[Extracted records]

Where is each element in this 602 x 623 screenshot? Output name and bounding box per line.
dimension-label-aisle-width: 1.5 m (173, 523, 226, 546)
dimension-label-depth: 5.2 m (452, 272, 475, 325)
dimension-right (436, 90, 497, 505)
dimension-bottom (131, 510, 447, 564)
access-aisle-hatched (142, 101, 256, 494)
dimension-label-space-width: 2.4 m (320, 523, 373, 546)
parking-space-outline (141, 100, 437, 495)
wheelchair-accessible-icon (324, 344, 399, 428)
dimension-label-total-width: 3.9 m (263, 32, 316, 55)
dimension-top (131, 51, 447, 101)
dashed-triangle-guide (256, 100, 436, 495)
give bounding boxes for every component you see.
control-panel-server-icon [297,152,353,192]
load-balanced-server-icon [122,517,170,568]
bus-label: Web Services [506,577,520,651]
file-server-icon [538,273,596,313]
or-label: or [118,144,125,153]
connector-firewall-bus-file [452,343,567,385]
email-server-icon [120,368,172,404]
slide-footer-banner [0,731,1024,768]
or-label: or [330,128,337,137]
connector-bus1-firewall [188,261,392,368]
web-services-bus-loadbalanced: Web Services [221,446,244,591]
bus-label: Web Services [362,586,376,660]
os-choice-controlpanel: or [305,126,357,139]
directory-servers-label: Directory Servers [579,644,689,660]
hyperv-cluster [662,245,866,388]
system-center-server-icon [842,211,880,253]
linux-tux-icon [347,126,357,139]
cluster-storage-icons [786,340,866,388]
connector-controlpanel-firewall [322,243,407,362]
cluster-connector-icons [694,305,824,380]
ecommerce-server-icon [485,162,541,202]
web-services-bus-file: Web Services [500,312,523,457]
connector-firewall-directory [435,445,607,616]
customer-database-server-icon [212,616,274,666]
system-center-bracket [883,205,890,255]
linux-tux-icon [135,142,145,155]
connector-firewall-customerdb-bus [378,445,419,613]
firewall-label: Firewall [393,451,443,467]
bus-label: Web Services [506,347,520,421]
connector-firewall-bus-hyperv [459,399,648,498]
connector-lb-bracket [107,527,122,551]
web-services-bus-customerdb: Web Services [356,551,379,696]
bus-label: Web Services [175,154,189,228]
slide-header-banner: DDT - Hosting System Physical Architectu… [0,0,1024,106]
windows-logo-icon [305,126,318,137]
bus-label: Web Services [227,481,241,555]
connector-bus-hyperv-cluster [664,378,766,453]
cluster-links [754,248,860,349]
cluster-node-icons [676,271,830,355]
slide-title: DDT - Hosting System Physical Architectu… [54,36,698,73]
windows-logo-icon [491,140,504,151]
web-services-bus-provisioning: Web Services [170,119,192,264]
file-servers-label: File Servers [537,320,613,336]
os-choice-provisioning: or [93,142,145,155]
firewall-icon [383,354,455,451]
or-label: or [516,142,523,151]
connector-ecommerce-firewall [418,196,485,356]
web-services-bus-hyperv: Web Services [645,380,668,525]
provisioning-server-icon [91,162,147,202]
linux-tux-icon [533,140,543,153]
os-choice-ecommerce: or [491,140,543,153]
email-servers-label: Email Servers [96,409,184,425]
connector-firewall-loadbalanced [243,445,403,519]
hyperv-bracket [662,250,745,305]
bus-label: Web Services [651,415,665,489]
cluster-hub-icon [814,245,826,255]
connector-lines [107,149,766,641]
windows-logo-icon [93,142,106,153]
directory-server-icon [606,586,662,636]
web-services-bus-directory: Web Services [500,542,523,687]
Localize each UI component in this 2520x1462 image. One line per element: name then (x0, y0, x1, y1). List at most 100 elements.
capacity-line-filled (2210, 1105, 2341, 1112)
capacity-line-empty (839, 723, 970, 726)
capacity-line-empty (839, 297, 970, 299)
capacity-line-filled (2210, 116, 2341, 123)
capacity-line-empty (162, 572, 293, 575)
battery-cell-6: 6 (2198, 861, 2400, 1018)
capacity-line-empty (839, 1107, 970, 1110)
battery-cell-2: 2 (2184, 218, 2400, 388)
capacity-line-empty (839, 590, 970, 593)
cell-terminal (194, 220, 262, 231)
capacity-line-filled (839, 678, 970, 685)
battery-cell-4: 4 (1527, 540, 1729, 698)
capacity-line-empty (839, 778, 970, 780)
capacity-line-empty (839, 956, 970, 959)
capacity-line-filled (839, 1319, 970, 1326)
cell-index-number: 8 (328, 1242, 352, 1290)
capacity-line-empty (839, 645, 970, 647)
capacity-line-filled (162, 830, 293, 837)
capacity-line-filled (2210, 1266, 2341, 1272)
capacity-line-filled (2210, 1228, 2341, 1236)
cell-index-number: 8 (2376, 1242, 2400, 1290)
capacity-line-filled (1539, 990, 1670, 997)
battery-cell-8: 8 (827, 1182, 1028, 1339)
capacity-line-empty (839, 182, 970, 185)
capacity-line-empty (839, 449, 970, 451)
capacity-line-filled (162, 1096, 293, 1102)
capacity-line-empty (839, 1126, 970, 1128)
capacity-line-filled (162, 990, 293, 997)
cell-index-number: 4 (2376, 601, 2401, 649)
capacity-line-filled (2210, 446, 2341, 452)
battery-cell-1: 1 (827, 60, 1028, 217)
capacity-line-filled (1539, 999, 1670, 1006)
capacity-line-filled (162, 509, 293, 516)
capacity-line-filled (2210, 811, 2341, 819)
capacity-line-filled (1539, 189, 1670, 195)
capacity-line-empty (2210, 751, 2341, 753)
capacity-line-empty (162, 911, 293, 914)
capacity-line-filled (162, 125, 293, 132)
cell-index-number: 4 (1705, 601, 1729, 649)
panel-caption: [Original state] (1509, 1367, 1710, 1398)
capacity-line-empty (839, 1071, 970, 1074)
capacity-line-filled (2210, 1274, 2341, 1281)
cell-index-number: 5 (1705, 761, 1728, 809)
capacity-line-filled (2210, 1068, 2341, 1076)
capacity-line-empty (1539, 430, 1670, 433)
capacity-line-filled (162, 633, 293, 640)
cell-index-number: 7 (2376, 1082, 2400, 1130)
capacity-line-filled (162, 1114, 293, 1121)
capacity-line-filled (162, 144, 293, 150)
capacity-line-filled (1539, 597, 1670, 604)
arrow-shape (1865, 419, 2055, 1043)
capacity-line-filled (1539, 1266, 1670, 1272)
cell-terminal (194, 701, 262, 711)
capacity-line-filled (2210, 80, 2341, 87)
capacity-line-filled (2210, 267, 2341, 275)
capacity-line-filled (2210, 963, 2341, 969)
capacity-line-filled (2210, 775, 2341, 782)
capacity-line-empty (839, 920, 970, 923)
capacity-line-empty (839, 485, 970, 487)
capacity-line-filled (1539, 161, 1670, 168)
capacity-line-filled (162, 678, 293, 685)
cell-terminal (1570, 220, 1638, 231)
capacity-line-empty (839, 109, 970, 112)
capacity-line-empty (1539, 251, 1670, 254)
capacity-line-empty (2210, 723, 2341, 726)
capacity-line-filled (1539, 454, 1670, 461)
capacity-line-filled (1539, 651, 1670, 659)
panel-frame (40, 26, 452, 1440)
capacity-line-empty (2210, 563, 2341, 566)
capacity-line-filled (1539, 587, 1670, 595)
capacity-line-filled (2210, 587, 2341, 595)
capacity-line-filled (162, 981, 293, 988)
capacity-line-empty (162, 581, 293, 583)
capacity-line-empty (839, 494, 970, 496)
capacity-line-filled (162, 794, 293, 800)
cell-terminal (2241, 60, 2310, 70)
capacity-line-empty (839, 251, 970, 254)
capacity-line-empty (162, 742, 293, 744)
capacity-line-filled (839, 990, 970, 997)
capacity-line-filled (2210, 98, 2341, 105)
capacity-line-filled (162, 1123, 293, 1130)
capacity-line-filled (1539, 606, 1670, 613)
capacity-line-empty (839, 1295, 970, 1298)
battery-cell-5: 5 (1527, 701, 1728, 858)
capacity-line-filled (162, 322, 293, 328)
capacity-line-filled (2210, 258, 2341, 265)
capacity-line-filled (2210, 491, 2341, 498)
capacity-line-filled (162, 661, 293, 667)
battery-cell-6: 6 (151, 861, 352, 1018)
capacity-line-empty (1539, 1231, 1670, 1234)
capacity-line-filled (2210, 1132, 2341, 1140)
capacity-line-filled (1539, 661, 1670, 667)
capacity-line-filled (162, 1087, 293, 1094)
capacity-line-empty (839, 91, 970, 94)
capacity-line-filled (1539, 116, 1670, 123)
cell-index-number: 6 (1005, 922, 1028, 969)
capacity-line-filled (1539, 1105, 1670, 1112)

> **Set exercise**: Rewrite the records from the first line through the line containing "dimension-right (436, 90, 497, 505)", inclusive, putting "enclosing box" in place of "bounding box" and changing nothing else.

> **Exercise response**:
Where is each element in this 602 x 623 screenshot? Output name and enclosing box per line.
dimension-label-aisle-width: 1.5 m (173, 523, 226, 546)
dimension-label-depth: 5.2 m (452, 272, 475, 325)
dimension-right (436, 90, 497, 505)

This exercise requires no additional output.